Prompt.
Nothing in the records may be left out or altered; reproduce them all exactly.

• • •

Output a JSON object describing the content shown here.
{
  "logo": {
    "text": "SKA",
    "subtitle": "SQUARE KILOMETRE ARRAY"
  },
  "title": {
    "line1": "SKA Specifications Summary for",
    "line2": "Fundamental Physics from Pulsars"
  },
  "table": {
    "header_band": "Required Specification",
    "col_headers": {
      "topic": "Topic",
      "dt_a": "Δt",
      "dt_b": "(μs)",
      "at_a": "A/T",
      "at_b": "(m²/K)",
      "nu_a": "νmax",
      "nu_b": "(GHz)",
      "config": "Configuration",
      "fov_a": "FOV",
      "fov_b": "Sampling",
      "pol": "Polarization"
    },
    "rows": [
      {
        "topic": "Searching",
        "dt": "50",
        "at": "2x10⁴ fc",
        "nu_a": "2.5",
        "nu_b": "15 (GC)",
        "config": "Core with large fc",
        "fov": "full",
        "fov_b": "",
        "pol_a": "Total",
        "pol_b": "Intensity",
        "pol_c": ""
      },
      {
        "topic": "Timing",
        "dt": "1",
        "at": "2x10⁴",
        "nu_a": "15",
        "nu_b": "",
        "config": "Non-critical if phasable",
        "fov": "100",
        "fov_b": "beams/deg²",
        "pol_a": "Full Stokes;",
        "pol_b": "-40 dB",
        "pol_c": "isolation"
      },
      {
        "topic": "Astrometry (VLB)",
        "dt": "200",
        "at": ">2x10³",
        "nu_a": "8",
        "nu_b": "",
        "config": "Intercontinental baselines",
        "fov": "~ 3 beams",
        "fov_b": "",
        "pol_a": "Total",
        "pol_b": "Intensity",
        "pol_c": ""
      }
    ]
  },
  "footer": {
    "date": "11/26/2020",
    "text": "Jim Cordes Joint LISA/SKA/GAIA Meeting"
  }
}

• • •

Exercise answer.
Output a JSON object describing the content shown here.
{
  "logo": {
    "text": "SKA",
    "subtitle": "SQUARE KILOMETRE ARRAY"
  },
  "title": {
    "line1": "SKA Specifications Summary for",
    "line2": "Fundamental Physics from Pulsars"
  },
  "table": {
    "header_band": "Required Specification",
    "col_headers": {
      "topic": "Topic",
      "dt_a": "Δt",
      "dt_b": "(μs)",
      "at_a": "A/T",
      "at_b": "(m²/K)",
      "nu_a": "νmax",
      "nu_b": "(GHz)",
      "config": "Configuration",
      "fov_a": "FOV",
      "fov_b": "Sampling",
      "pol": "Polarization"
    },
    "rows": [
      {
        "topic": "Searching",
        "dt": "50",
        "at": "2x10⁴ fc",
        "nu_a": "2.5",
        "nu_b": "15 (GC)",
        "config": "Core with large fc",
        "fov": "full",
        "fov_b": "",
        "pol_a": "Total",
        "pol_b": "Intensity",
        "pol_c": ""
      },
      {
        "topic": "Timing",
        "dt": "1",
        "at": "2x10⁴",
        "nu_a": "15",
        "nu_b": "",
        "config": "Non-critical if phasable",
        "fov": "100",
        "fov_b": "beams/deg²",
        "pol_a": "Full Stokes;",
        "pol_b": "-40 dB",
        "pol_c": "isolation"
      },
      {
        "topic": "Astrometry (VLB)",
        "dt": "200",
        "at": ">2x10³",
        "nu_a": "8",
        "nu_b": "",
        "config": "Intercontinental baselines",
        "fov": "~ 3 beams",
        "fov_b": "",
        "pol_a": "Total",
        "pol_b": "Intensity",
        "pol_c": ""
      }
    ]
  },
  "footer": {
    "date": "11/26/2020",
    "text": "Jim Cordes Joint LISA/SKA/GAIA Meeting"
  }
}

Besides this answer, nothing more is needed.